▸ What you should do
All records must be quoted exactly. Omit the pictures.

Stored entries:
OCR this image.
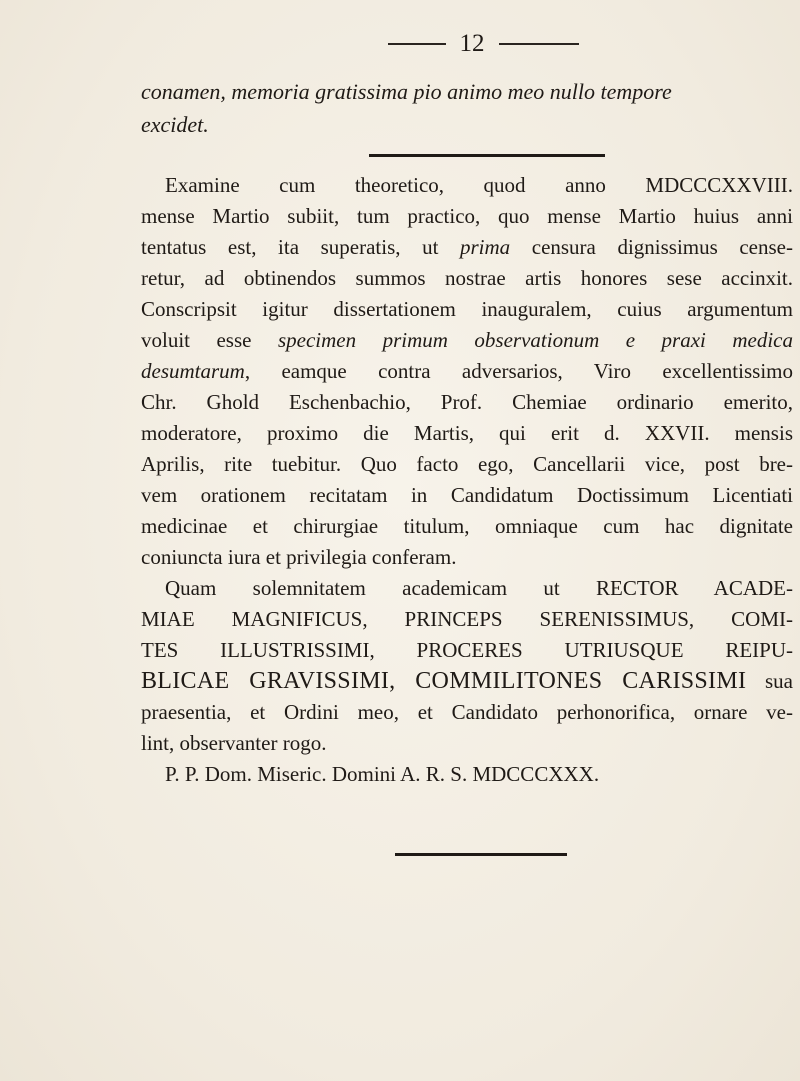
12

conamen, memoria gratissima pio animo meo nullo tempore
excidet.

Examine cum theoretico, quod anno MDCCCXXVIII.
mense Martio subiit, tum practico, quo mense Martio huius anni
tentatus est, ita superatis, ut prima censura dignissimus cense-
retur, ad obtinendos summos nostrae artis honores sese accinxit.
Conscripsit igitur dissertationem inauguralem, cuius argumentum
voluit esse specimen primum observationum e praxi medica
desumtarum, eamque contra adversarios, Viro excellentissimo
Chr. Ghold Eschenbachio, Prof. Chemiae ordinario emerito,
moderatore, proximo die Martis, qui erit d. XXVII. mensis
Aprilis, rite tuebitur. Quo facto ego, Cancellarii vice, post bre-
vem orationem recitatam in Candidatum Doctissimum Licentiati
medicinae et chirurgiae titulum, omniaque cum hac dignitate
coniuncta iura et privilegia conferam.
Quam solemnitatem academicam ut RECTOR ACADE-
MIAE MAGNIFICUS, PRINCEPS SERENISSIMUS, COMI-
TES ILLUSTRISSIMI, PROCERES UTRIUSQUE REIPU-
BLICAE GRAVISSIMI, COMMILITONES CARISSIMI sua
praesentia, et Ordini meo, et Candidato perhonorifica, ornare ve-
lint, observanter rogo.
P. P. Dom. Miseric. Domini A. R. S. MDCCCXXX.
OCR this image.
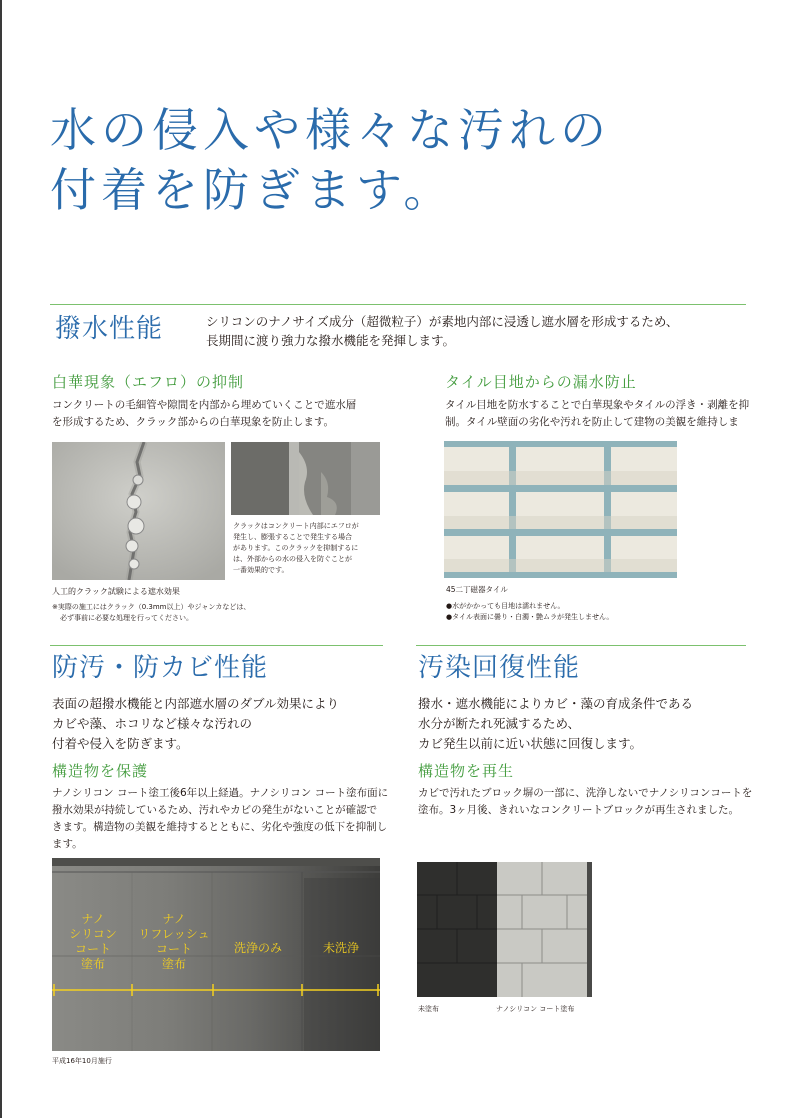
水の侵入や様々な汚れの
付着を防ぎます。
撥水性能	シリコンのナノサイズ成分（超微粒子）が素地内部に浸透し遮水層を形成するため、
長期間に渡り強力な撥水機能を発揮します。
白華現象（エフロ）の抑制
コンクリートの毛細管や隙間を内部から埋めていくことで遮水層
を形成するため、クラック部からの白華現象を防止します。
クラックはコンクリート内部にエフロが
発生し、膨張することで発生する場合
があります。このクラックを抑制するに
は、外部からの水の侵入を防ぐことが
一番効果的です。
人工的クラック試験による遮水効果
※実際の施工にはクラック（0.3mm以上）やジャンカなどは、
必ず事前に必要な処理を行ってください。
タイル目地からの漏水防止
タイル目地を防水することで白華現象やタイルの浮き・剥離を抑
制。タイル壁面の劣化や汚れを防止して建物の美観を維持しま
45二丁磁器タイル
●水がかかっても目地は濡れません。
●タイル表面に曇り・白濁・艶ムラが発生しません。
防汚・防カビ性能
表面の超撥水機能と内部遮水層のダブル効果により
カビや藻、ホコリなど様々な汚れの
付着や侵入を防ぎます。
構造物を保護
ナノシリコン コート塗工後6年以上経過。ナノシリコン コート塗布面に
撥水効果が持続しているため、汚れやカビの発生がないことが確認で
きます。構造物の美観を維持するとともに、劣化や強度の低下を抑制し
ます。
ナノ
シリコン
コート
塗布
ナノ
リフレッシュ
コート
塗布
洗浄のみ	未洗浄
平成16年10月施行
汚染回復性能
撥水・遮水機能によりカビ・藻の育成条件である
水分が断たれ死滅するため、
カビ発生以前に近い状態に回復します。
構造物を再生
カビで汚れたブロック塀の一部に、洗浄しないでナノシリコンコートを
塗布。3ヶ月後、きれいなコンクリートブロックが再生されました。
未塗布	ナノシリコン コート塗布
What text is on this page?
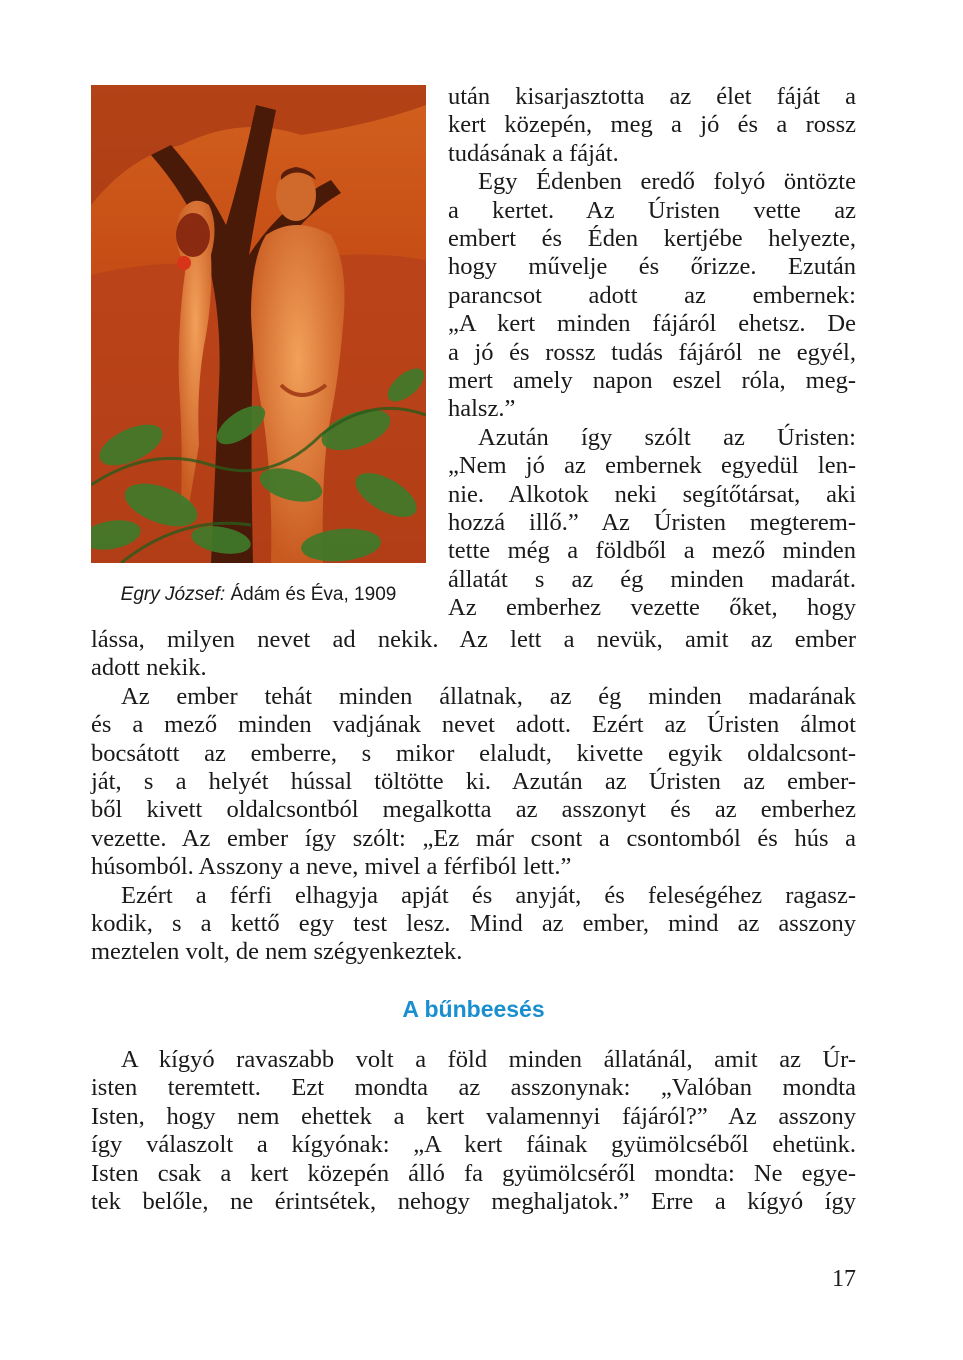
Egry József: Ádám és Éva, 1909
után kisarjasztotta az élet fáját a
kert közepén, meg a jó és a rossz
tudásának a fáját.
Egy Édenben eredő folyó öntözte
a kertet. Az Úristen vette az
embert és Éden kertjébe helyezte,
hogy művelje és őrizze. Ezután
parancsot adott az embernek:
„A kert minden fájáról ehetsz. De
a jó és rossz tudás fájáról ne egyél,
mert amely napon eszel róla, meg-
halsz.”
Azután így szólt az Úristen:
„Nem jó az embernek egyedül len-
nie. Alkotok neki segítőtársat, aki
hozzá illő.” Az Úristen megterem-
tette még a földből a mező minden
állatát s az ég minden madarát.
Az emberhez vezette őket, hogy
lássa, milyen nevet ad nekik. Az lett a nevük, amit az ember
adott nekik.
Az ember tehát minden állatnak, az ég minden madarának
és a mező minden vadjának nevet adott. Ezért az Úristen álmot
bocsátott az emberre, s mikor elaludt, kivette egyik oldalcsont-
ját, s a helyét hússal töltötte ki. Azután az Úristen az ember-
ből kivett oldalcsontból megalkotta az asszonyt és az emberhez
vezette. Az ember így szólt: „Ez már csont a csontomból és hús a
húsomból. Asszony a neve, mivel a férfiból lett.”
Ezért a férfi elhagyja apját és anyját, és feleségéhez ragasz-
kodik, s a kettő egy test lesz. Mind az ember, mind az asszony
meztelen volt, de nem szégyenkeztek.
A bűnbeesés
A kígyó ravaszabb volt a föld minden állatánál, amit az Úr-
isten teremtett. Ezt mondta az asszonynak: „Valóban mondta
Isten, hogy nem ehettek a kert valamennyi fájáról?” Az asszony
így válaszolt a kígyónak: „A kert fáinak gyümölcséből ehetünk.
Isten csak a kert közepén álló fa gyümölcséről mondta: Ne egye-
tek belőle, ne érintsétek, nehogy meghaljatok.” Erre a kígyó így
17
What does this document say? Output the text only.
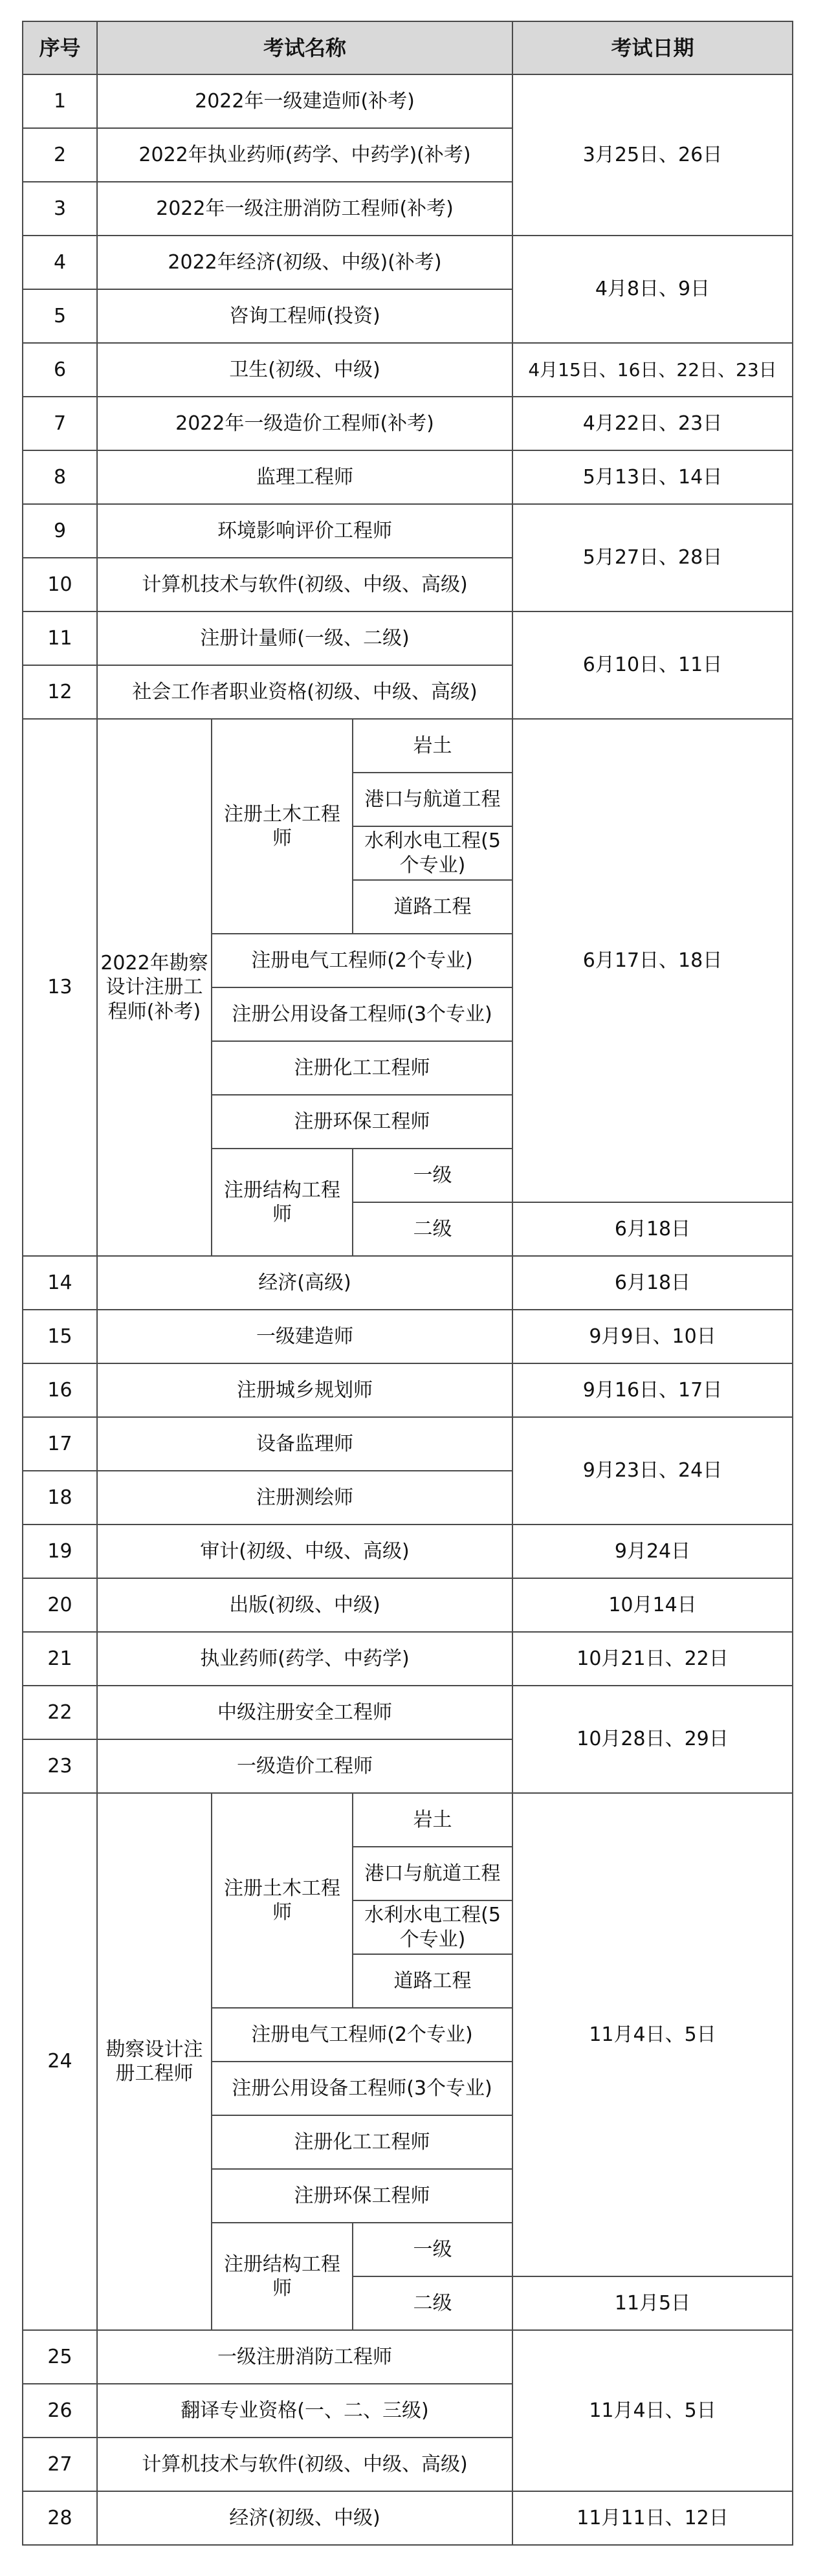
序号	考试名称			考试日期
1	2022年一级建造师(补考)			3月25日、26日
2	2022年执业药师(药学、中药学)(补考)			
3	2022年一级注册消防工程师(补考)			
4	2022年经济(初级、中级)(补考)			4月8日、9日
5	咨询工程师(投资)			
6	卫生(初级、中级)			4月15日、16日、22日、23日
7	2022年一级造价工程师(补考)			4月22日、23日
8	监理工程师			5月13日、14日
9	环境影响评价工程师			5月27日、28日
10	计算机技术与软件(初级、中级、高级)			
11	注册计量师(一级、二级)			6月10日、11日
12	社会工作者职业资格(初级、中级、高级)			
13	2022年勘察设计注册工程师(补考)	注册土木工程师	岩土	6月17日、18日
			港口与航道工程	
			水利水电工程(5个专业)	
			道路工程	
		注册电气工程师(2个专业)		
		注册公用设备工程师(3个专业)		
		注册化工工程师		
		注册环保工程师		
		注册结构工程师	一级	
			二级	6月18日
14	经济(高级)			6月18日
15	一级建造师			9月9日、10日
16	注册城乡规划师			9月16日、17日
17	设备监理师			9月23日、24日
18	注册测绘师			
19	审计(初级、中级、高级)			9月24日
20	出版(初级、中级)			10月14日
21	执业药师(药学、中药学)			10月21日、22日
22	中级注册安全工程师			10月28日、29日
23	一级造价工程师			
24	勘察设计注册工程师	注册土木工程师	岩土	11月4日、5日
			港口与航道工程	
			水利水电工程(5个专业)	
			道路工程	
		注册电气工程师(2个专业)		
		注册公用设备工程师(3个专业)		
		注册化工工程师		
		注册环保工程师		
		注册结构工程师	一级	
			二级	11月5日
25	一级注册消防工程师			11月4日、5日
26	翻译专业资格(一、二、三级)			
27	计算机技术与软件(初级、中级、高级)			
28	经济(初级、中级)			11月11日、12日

▸ Complete output
OCR this image.
12

conamen, memoria gratissima pio animo meo nullo tempore
excidet.

Examine cum theoretico, quod anno MDCCCXXVIII.
mense Martio subiit, tum practico, quo mense Martio huius anni
tentatus est, ita superatis, ut prima censura dignissimus cense-
retur, ad obtinendos summos nostrae artis honores sese accinxit.
Conscripsit igitur dissertationem inauguralem, cuius argumentum
voluit esse specimen primum observationum e praxi medica
desumtarum, eamque contra adversarios, Viro excellentissimo
Chr. Ghold Eschenbachio, Prof. Chemiae ordinario emerito,
moderatore, proximo die Martis, qui erit d. XXVII. mensis
Aprilis, rite tuebitur. Quo facto ego, Cancellarii vice, post bre-
vem orationem recitatam in Candidatum Doctissimum Licentiati
medicinae et chirurgiae titulum, omniaque cum hac dignitate
coniuncta iura et privilegia conferam.
Quam solemnitatem academicam ut RECTOR ACADE-
MIAE MAGNIFICUS, PRINCEPS SERENISSIMUS, COMI-
TES ILLUSTRISSIMI, PROCERES UTRIUSQUE REIPU-
BLICAE GRAVISSIMI, COMMILITONES CARISSIMI sua
praesentia, et Ordini meo, et Candidato perhonorifica, ornare ve-
lint, observanter rogo.
P. P. Dom. Miseric. Domini A. R. S. MDCCCXXX.
OCR this image.
水の侵入や様々な汚れの
付着を防ぎます。
撥水性能	シリコンのナノサイズ成分（超微粒子）が素地内部に浸透し遮水層を形成するため、
長期間に渡り強力な撥水機能を発揮します。
白華現象（エフロ）の抑制
コンクリートの毛細管や隙間を内部から埋めていくことで遮水層
を形成するため、クラック部からの白華現象を防止します。
クラックはコンクリート内部にエフロが
発生し、膨張することで発生する場合
があります。このクラックを抑制するに
は、外部からの水の侵入を防ぐことが
一番効果的です。
人工的クラック試験による遮水効果
※実際の施工にはクラック（0.3mm以上）やジャンカなどは、
必ず事前に必要な処理を行ってください。
タイル目地からの漏水防止
タイル目地を防水することで白華現象やタイルの浮き・剥離を抑
制。タイル壁面の劣化や汚れを防止して建物の美観を維持しま
45二丁磁器タイル
●水がかかっても目地は濡れません。
●タイル表面に曇り・白濁・艶ムラが発生しません。
防汚・防カビ性能
表面の超撥水機能と内部遮水層のダブル効果により
カビや藻、ホコリなど様々な汚れの
付着や侵入を防ぎます。
構造物を保護
ナノシリコン コート塗工後6年以上経過。ナノシリコン コート塗布面に
撥水効果が持続しているため、汚れやカビの発生がないことが確認で
きます。構造物の美観を維持するとともに、劣化や強度の低下を抑制し
ます。
ナノ
シリコン
コート
塗布
ナノ
リフレッシュ
コート
塗布
洗浄のみ	未洗浄
平成16年10月施行
汚染回復性能
撥水・遮水機能によりカビ・藻の育成条件である
水分が断たれ死滅するため、
カビ発生以前に近い状態に回復します。
構造物を再生
カビで汚れたブロック塀の一部に、洗浄しないでナノシリコンコートを
塗布。3ヶ月後、きれいなコンクリートブロックが再生されました。
未塗布	ナノシリコン コート塗布
What text is on this page?
Egry József: Ádám és Éva, 1909
után kisarjasztotta az élet fáját a
kert közepén, meg a jó és a rossz
tudásának a fáját.
Egy Édenben eredő folyó öntözte
a kertet. Az Úristen vette az
embert és Éden kertjébe helyezte,
hogy művelje és őrizze. Ezután
parancsot adott az embernek:
„A kert minden fájáról ehetsz. De
a jó és rossz tudás fájáról ne egyél,
mert amely napon eszel róla, meg-
halsz.”
Azután így szólt az Úristen:
„Nem jó az embernek egyedül len-
nie. Alkotok neki segítőtársat, aki
hozzá illő.” Az Úristen megterem-
tette még a földből a mező minden
állatát s az ég minden madarát.
Az emberhez vezette őket, hogy
lássa, milyen nevet ad nekik. Az lett a nevük, amit az ember
adott nekik.
Az ember tehát minden állatnak, az ég minden madarának
és a mező minden vadjának nevet adott. Ezért az Úristen álmot
bocsátott az emberre, s mikor elaludt, kivette egyik oldalcsont-
ját, s a helyét hússal töltötte ki. Azután az Úristen az ember-
ből kivett oldalcsontból megalkotta az asszonyt és az emberhez
vezette. Az ember így szólt: „Ez már csont a csontomból és hús a
húsomból. Asszony a neve, mivel a férfiból lett.”
Ezért a férfi elhagyja apját és anyját, és feleségéhez ragasz-
kodik, s a kettő egy test lesz. Mind az ember, mind az asszony
meztelen volt, de nem szégyenkeztek.
A bűnbeesés
A kígyó ravaszabb volt a föld minden állatánál, amit az Úr-
isten teremtett. Ezt mondta az asszonynak: „Valóban mondta
Isten, hogy nem ehettek a kert valamennyi fájáról?” Az asszony
így válaszolt a kígyónak: „A kert fáinak gyümölcséből ehetünk.
Isten csak a kert közepén álló fa gyümölcséről mondta: Ne egye-
tek belőle, ne érintsétek, nehogy meghaljatok.” Erre a kígyó így
17
What does this document say? Output the text only.
序号	考试名称			考试日期
1	2022年一级建造师(补考)			3月25日、26日
2	2022年执业药师(药学、中药学)(补考)			
3	2022年一级注册消防工程师(补考)			
4	2022年经济(初级、中级)(补考)			4月8日、9日
5	咨询工程师(投资)			
6	卫生(初级、中级)			4月15日、16日、22日、23日
7	2022年一级造价工程师(补考)			4月22日、23日
8	监理工程师			5月13日、14日
9	环境影响评价工程师			5月27日、28日
10	计算机技术与软件(初级、中级、高级)			
11	注册计量师(一级、二级)			6月10日、11日
12	社会工作者职业资格(初级、中级、高级)			
13	2022年勘察设计注册工程师(补考)	注册土木工程师	岩土	6月17日、18日
			港口与航道工程	
			水利水电工程(5个专业)	
			道路工程	
		注册电气工程师(2个专业)		
		注册公用设备工程师(3个专业)		
		注册化工工程师		
		注册环保工程师		
		注册结构工程师	一级	
			二级	6月18日
14	经济(高级)			6月18日
15	一级建造师			9月9日、10日
16	注册城乡规划师			9月16日、17日
17	设备监理师			9月23日、24日
18	注册测绘师			
19	审计(初级、中级、高级)			9月24日
20	出版(初级、中级)			10月14日
21	执业药师(药学、中药学)			10月21日、22日
22	中级注册安全工程师			10月28日、29日
23	一级造价工程师			
24	勘察设计注册工程师	注册土木工程师	岩土	11月4日、5日
			港口与航道工程	
			水利水电工程(5个专业)	
			道路工程	
		注册电气工程师(2个专业)		
		注册公用设备工程师(3个专业)		
		注册化工工程师		
		注册环保工程师		
		注册结构工程师	一级	
			二级	11月5日
25	一级注册消防工程师			11月4日、5日
26	翻译专业资格(一、二、三级)			
27	计算机技术与软件(初级、中级、高级)			
28	经济(初级、中级)			11月11日、12日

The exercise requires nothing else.